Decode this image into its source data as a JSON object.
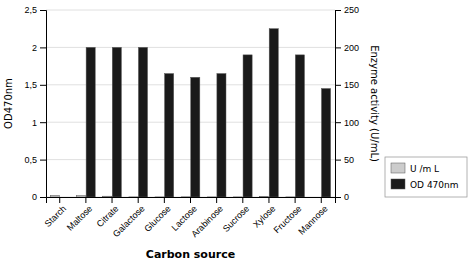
{
  "chart_data": {
    "type": "bar",
    "categories": [
      "Starch",
      "Maltose",
      "Citrate",
      "Galactose",
      "Glucose",
      "Lactose",
      "Arabinose",
      "Sucrose",
      "Xylose",
      "Fructose",
      "Mannose"
    ],
    "series": [
      {
        "name": "U /m L",
        "color": "#cccccc",
        "axis": "y2",
        "values": [
          2.3,
          2.0,
          1.07,
          0.18,
          0.15,
          0.28,
          0.15,
          0.17,
          0.35,
          0.15,
          0.0
        ]
      },
      {
        "name": "OD 470nm",
        "color": "#1a1a1a",
        "values": [
          0.0,
          2.0,
          2.0,
          2.0,
          1.65,
          1.6,
          1.65,
          1.9,
          2.25,
          1.9,
          1.45
        ]
      }
    ],
    "xlabel": "Carbon source",
    "ylabel": "OD470nm",
    "y2label": "Enzyme activity (U/mL)",
    "ylim": [
      0,
      2.5
    ],
    "yticks": [
      0,
      {
        "value": 0.5,
        "label": "0,5"
      },
      1,
      {
        "value": 1.5,
        "label": "1,5"
      },
      2,
      {
        "value": 2.5,
        "label": "2,5"
      }
    ],
    "y2lim": [
      0,
      250
    ],
    "y2ticks": [
      0,
      50,
      100,
      150,
      200,
      250
    ],
    "grid": true,
    "legend": "right"
  }
}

##########

(Your objective): Copy the lines of the entries above that mention "source".

(The completed task):
Decode this image into its source data as a JSON object.
    "xlabel": "Carbon source",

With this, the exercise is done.